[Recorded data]
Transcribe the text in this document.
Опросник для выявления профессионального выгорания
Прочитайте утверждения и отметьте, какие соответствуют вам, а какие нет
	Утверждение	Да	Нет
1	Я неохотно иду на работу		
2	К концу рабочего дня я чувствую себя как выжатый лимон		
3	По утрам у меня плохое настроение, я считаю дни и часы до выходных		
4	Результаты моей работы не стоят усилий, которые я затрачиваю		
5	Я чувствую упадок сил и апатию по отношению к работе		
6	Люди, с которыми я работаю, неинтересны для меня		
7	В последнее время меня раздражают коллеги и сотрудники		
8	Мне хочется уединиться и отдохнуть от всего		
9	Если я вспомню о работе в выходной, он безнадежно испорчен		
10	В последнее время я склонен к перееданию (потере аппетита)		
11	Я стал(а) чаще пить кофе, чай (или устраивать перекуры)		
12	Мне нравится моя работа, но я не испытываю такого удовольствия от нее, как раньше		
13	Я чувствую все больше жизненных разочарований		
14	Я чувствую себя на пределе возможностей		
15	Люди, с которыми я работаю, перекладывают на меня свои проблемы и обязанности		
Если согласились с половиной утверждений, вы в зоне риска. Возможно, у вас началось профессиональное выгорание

[What to do]
From the listing above, reproduce all the lines exactly.

[Written solution]
Transcribe the text in this document.
Опросник для выявления профессионального выгорания
Прочитайте утверждения и отметьте, какие соответствуют вам, а какие нет
	Утверждение	Да	Нет
1	Я неохотно иду на работу		
2	К концу рабочего дня я чувствую себя как выжатый лимон		
3	По утрам у меня плохое настроение, я считаю дни и часы до выходных		
4	Результаты моей работы не стоят усилий, которые я затрачиваю		
5	Я чувствую упадок сил и апатию по отношению к работе		
6	Люди, с которыми я работаю, неинтересны для меня		
7	В последнее время меня раздражают коллеги и сотрудники		
8	Мне хочется уединиться и отдохнуть от всего		
9	Если я вспомню о работе в выходной, он безнадежно испорчен		
10	В последнее время я склонен к перееданию (потере аппетита)		
11	Я стал(а) чаще пить кофе, чай (или устраивать перекуры)		
12	Мне нравится моя работа, но я не испытываю такого удовольствия от нее, как раньше		
13	Я чувствую все больше жизненных разочарований		
14	Я чувствую себя на пределе возможностей		
15	Люди, с которыми я работаю, перекладывают на меня свои проблемы и обязанности		
Если согласились с половиной утверждений, вы в зоне риска. Возможно, у вас началось профессиональное выгорание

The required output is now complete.